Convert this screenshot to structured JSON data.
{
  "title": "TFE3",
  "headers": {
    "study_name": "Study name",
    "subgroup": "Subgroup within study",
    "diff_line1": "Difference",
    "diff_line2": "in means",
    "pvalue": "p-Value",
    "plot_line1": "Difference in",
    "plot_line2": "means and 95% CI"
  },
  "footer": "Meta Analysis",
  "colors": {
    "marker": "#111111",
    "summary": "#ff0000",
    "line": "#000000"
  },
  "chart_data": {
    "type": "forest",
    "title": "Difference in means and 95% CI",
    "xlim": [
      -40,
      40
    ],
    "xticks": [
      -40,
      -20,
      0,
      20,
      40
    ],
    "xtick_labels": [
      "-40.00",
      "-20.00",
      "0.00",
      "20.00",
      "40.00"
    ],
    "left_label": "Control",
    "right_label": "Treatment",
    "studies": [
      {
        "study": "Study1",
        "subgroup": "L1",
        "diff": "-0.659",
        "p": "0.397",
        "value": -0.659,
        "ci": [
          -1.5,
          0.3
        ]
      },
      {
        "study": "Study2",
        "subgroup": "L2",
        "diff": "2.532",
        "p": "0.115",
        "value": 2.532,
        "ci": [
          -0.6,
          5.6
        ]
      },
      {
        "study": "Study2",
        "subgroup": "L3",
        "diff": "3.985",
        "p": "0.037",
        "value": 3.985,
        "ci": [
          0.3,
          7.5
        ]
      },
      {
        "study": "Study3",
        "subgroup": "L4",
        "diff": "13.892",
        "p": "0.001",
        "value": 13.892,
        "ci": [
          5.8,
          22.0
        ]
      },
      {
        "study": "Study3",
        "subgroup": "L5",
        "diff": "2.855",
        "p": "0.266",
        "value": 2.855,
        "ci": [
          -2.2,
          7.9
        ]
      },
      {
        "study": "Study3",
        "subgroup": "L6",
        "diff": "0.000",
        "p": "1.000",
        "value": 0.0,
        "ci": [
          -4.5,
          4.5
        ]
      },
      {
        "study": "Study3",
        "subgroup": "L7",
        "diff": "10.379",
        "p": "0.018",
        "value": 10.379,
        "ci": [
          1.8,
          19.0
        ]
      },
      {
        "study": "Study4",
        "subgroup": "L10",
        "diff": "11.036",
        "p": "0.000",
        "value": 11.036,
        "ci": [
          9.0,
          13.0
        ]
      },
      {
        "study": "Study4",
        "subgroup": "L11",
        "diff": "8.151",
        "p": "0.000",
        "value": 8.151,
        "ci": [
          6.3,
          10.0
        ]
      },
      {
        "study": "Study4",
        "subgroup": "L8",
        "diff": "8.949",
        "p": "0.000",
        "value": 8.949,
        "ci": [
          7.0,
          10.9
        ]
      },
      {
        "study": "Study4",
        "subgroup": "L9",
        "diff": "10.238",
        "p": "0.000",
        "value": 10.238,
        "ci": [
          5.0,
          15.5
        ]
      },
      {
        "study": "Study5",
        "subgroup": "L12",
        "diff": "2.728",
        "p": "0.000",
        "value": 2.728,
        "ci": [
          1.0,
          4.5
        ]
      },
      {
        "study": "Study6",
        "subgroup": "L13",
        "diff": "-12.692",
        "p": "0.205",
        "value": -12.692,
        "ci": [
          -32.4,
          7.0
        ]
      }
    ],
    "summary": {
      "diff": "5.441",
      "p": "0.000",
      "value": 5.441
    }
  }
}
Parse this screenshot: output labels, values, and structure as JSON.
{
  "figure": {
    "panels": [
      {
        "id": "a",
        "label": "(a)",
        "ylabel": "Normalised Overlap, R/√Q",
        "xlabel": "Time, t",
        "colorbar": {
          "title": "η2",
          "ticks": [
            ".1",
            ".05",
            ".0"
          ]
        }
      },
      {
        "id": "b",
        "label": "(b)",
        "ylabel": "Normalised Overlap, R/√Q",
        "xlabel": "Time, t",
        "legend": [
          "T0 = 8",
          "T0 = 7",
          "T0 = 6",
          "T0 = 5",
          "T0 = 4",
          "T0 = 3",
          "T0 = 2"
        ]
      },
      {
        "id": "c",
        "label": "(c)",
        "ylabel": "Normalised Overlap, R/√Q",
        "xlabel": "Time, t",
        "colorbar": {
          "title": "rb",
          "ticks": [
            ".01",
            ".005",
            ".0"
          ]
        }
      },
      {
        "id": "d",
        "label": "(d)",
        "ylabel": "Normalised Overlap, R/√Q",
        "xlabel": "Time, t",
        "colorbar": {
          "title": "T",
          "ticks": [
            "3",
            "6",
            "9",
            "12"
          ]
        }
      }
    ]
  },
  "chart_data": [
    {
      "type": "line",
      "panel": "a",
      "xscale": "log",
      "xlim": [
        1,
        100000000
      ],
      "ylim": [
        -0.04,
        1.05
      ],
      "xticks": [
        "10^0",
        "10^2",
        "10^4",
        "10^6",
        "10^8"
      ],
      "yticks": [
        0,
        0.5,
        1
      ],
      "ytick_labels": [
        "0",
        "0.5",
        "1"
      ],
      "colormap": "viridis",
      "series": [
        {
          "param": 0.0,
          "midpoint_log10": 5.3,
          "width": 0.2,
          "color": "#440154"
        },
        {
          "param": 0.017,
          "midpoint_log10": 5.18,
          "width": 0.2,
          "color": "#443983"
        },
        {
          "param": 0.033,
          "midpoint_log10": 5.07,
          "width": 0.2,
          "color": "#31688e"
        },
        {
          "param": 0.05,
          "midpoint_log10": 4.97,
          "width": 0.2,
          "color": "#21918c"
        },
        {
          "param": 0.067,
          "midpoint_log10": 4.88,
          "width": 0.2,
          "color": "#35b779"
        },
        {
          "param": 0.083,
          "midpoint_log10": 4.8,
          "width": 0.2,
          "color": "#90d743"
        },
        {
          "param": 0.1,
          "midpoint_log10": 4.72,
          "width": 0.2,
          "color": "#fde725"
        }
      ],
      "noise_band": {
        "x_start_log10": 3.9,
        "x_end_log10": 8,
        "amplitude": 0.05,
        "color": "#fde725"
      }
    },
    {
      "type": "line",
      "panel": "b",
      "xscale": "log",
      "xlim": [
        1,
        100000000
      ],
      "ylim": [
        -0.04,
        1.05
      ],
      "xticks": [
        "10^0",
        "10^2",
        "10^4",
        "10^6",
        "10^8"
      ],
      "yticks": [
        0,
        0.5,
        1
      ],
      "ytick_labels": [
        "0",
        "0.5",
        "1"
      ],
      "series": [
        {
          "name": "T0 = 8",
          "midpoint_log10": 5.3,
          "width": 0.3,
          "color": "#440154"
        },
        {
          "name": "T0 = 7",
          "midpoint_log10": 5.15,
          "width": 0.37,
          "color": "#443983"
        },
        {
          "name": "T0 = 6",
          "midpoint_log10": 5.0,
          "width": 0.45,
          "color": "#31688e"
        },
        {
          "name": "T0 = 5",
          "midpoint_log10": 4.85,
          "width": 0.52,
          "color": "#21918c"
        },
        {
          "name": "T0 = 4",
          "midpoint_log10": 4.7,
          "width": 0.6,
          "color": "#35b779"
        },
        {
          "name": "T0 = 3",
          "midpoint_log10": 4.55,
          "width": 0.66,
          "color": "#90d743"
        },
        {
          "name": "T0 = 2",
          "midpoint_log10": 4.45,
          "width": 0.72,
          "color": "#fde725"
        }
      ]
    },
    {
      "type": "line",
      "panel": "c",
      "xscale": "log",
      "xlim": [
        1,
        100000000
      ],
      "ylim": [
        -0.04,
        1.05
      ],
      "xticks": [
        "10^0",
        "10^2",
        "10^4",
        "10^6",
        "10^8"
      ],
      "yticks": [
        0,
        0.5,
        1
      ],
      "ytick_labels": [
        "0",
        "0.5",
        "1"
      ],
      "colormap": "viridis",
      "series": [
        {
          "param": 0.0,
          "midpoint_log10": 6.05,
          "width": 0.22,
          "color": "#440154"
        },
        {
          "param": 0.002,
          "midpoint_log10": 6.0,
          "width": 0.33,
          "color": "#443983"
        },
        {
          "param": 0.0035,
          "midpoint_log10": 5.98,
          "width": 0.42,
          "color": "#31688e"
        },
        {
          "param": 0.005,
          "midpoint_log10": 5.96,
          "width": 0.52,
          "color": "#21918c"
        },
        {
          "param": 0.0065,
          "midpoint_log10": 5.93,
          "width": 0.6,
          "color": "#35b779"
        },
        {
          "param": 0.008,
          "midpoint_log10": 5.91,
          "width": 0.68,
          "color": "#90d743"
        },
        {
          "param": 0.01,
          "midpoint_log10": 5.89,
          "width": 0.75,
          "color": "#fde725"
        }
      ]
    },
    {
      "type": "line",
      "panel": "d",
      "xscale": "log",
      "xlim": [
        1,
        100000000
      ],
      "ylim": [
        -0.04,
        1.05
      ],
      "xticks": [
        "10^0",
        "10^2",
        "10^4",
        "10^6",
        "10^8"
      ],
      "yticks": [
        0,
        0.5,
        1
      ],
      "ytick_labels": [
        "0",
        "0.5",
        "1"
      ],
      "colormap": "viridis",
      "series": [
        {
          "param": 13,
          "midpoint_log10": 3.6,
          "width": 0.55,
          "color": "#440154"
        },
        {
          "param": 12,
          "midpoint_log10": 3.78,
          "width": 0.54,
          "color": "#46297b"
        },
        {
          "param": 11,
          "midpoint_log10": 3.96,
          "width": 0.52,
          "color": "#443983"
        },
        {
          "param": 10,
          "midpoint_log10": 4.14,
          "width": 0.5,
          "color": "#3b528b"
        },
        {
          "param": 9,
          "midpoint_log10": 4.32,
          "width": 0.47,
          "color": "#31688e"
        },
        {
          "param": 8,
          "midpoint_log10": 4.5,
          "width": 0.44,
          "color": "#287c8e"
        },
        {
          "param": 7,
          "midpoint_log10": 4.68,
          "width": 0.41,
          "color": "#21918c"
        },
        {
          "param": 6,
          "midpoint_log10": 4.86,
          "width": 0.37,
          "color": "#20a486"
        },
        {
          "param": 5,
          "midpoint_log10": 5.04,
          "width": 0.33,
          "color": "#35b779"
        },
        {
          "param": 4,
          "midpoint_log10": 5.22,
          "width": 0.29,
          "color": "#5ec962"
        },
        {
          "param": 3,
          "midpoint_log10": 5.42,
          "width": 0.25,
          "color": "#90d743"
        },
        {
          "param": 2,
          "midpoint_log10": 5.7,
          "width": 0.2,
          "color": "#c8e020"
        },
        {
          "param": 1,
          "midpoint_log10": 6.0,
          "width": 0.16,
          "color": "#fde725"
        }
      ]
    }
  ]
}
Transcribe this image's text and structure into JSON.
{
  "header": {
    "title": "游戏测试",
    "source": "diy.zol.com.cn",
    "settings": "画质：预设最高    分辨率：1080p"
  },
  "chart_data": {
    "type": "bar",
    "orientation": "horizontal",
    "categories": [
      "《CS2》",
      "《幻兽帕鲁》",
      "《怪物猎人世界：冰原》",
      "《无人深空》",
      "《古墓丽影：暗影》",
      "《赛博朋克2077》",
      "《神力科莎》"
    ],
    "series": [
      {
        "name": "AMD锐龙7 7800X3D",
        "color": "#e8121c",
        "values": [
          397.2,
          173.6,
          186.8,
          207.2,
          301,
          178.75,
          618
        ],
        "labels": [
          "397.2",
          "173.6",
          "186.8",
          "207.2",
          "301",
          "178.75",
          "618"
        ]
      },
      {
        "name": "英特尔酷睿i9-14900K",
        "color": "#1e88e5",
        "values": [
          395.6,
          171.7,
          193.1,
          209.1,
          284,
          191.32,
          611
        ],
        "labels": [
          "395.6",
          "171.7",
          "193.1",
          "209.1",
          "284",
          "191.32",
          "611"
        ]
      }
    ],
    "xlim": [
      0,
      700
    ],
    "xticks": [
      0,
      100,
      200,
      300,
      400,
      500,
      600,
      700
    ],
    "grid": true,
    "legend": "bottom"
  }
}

====

# WRITTEN TASK
Reply with the number of lines in the data that include the string "title" and nothing else.

# RESPONSE BELOW
6